### [Your goal]
Reproduce every record below exactly as written, but leave out any pictures.

Data records
──────────────────────────────
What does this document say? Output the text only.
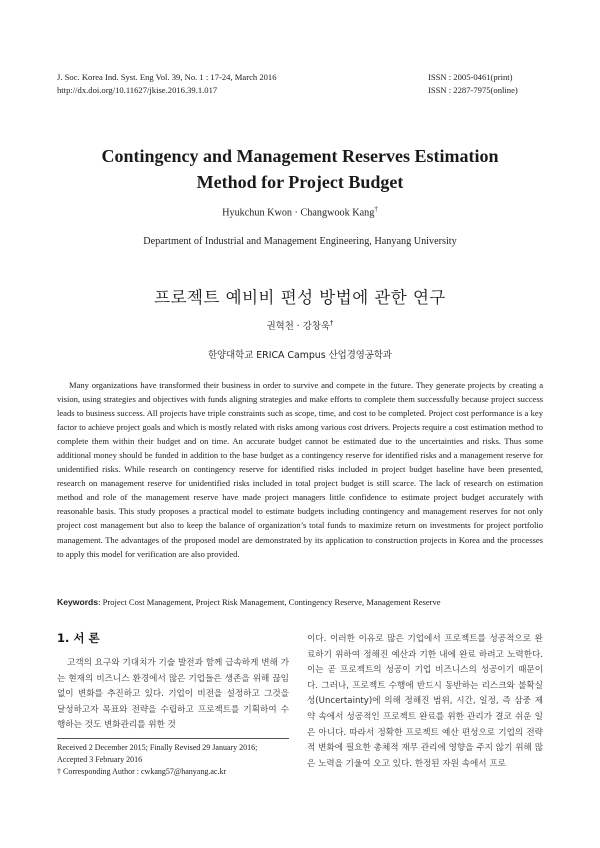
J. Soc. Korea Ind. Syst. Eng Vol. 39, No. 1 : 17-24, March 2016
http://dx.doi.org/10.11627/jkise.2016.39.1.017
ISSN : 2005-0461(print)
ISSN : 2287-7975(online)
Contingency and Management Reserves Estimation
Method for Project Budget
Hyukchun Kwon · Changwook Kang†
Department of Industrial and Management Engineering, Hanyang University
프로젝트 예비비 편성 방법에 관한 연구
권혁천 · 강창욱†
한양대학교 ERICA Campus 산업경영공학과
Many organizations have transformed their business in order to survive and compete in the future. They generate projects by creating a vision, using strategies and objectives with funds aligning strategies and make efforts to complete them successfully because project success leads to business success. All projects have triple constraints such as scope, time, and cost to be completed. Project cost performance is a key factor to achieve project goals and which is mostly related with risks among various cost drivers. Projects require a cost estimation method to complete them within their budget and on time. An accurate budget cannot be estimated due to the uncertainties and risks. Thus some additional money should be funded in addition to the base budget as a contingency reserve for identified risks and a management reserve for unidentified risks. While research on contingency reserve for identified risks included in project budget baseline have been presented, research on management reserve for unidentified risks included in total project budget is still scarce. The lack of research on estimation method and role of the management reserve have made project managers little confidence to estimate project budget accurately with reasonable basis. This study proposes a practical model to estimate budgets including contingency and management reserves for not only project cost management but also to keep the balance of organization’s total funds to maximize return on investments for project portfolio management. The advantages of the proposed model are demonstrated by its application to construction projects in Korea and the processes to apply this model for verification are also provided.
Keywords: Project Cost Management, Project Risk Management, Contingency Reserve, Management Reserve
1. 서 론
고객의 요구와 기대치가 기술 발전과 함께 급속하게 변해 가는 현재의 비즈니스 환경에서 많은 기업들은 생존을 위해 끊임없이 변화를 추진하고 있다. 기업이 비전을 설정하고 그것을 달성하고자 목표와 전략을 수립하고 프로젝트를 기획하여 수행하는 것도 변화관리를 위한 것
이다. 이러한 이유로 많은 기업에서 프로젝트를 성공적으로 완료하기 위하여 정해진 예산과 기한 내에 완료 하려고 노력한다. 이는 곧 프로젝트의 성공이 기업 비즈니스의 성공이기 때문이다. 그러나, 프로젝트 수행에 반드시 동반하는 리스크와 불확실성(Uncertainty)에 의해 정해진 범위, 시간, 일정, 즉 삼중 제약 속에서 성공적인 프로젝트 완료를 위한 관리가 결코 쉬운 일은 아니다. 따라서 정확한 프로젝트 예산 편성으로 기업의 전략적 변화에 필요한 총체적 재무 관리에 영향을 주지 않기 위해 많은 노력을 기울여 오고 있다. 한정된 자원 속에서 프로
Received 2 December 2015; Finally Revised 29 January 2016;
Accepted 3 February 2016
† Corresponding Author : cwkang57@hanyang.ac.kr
──────────────────────────────
### [Solution to this task]
What does this document say? Output the text only.
J. Soc. Korea Ind. Syst. Eng Vol. 39, No. 1 : 17-24, March 2016
http://dx.doi.org/10.11627/jkise.2016.39.1.017
ISSN : 2005-0461(print)
ISSN : 2287-7975(online)
Contingency and Management Reserves Estimation
Method for Project Budget
Hyukchun Kwon · Changwook Kang†
Department of Industrial and Management Engineering, Hanyang University
프로젝트 예비비 편성 방법에 관한 연구
권혁천 · 강창욱†
한양대학교 ERICA Campus 산업경영공학과
Many organizations have transformed their business in order to survive and compete in the future. They generate projects by creating a vision, using strategies and objectives with funds aligning strategies and make efforts to complete them successfully because project success leads to business success. All projects have triple constraints such as scope, time, and cost to be completed. Project cost performance is a key factor to achieve project goals and which is mostly related with risks among various cost drivers. Projects require a cost estimation method to complete them within their budget and on time. An accurate budget cannot be estimated due to the uncertainties and risks. Thus some additional money should be funded in addition to the base budget as a contingency reserve for identified risks and a management reserve for unidentified risks. While research on contingency reserve for identified risks included in project budget baseline have been presented, research on management reserve for unidentified risks included in total project budget is still scarce. The lack of research on estimation method and role of the management reserve have made project managers little confidence to estimate project budget accurately with reasonable basis. This study proposes a practical model to estimate budgets including contingency and management reserves for not only project cost management but also to keep the balance of organization’s total funds to maximize return on investments for project portfolio management. The advantages of the proposed model are demonstrated by its application to construction projects in Korea and the processes to apply this model for verification are also provided.
Keywords: Project Cost Management, Project Risk Management, Contingency Reserve, Management Reserve
1. 서 론
고객의 요구와 기대치가 기술 발전과 함께 급속하게 변해 가는 현재의 비즈니스 환경에서 많은 기업들은 생존을 위해 끊임없이 변화를 추진하고 있다. 기업이 비전을 설정하고 그것을 달성하고자 목표와 전략을 수립하고 프로젝트를 기획하여 수행하는 것도 변화관리를 위한 것
이다. 이러한 이유로 많은 기업에서 프로젝트를 성공적으로 완료하기 위하여 정해진 예산과 기한 내에 완료 하려고 노력한다. 이는 곧 프로젝트의 성공이 기업 비즈니스의 성공이기 때문이다. 그러나, 프로젝트 수행에 반드시 동반하는 리스크와 불확실성(Uncertainty)에 의해 정해진 범위, 시간, 일정, 즉 삼중 제약 속에서 성공적인 프로젝트 완료를 위한 관리가 결코 쉬운 일은 아니다. 따라서 정확한 프로젝트 예산 편성으로 기업의 전략적 변화에 필요한 총체적 재무 관리에 영향을 주지 않기 위해 많은 노력을 기울여 오고 있다. 한정된 자원 속에서 프로
Received 2 December 2015; Finally Revised 29 January 2016;
Accepted 3 February 2016
† Corresponding Author : cwkang57@hanyang.ac.kr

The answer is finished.